PROBLEM –
Please restate each entry word for word and leave the pictures out.

INPUT FOR THIS TASK –
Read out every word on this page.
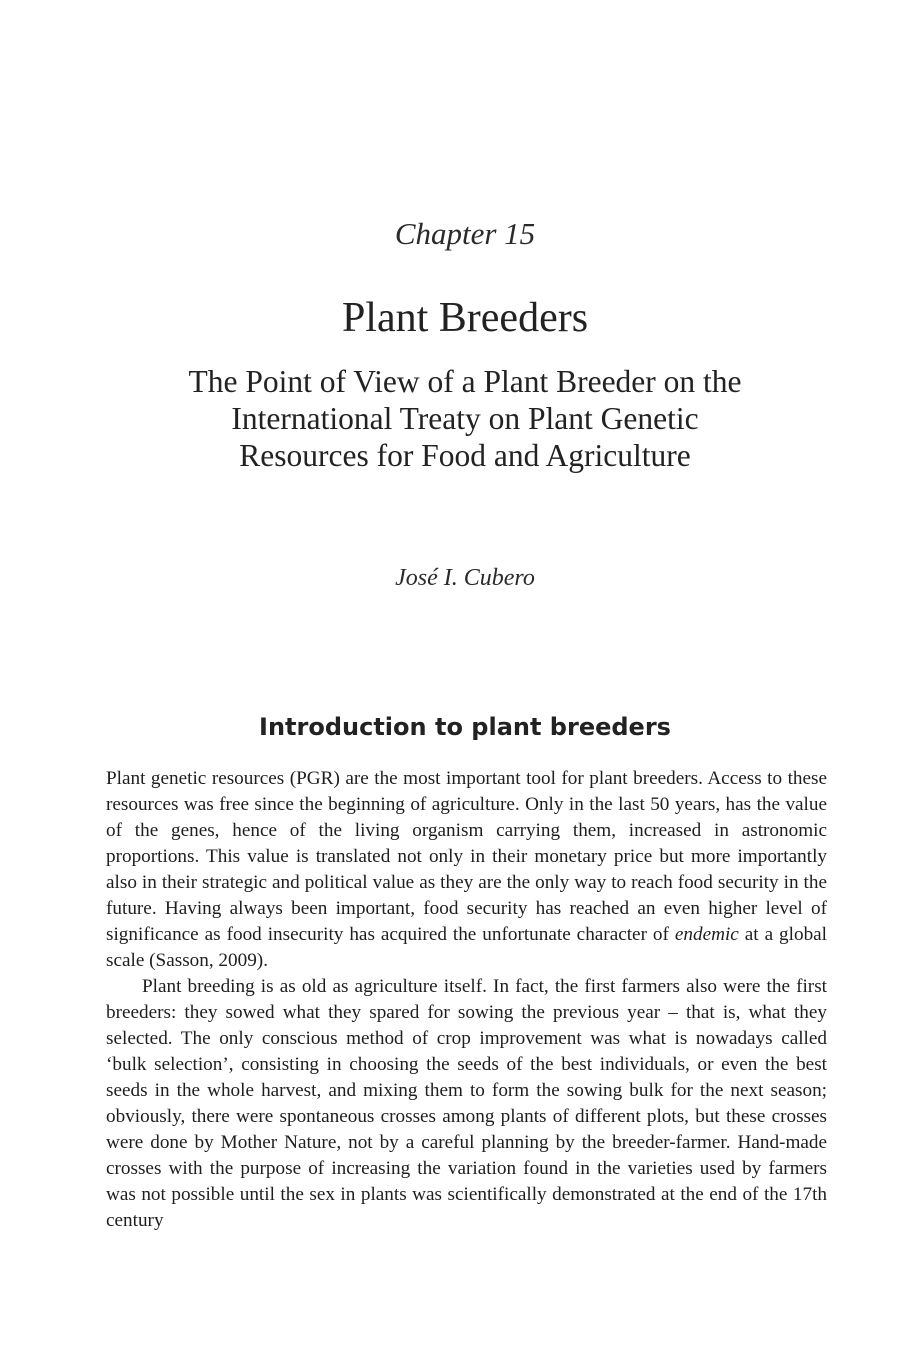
Chapter 15
Plant Breeders
The Point of View of a Plant Breeder on the
International Treaty on Plant Genetic
Resources for Food and Agriculture
José I. Cubero
Introduction to plant breeders

Plant genetic resources (PGR) are the most important tool for plant breeders. Access to these resources was free since the beginning of agriculture. Only in the last 50 years, has the value of the genes, hence of the living organism carrying them, increased in astronomic proportions. This value is translated not only in their monetary price but more importantly also in their strategic and political value as they are the only way to reach food security in the future. Having always been important, food security has reached an even higher level of significance as food insecurity has acquired the unfortunate character of endemic at a global scale (Sasson, 2009).

Plant breeding is as old as agriculture itself. In fact, the first farmers also were the first breeders: they sowed what they spared for sowing the previous year – that is, what they selected. The only conscious method of crop improvement was what is nowadays called ‘bulk selection’, consisting in choosing the seeds of the best individuals, or even the best seeds in the whole harvest, and mixing them to form the sowing bulk for the next season; obviously, there were spontaneous crosses among plants of different plots, but these crosses were done by Mother Nature, not by a careful planning by the breeder-farmer. Hand-made crosses with the purpose of increasing the variation found in the varieties used by farmers was not possible until the sex in plants was scientifically demonstrated at the end of the 17th century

ANSWER TO THIS PROBLEM –
Read out every word on this page.
Chapter 15
Plant Breeders
The Point of View of a Plant Breeder on the
International Treaty on Plant Genetic
Resources for Food and Agriculture
José I. Cubero
Introduction to plant breeders

Plant genetic resources (PGR) are the most important tool for plant breeders. Access to these resources was free since the beginning of agriculture. Only in the last 50 years, has the value of the genes, hence of the living organism carrying them, increased in astronomic proportions. This value is translated not only in their monetary price but more importantly also in their strategic and political value as they are the only way to reach food security in the future. Having always been important, food security has reached an even higher level of significance as food insecurity has acquired the unfortunate character of endemic at a global scale (Sasson, 2009).

Plant breeding is as old as agriculture itself. In fact, the first farmers also were the first breeders: they sowed what they spared for sowing the previous year – that is, what they selected. The only conscious method of crop improvement was what is nowadays called ‘bulk selection’, consisting in choosing the seeds of the best individuals, or even the best seeds in the whole harvest, and mixing them to form the sowing bulk for the next season; obviously, there were spontaneous crosses among plants of different plots, but these crosses were done by Mother Nature, not by a careful planning by the breeder-farmer. Hand-made crosses with the purpose of increasing the variation found in the varieties used by farmers was not possible until the sex in plants was scientifically demonstrated at the end of the 17th century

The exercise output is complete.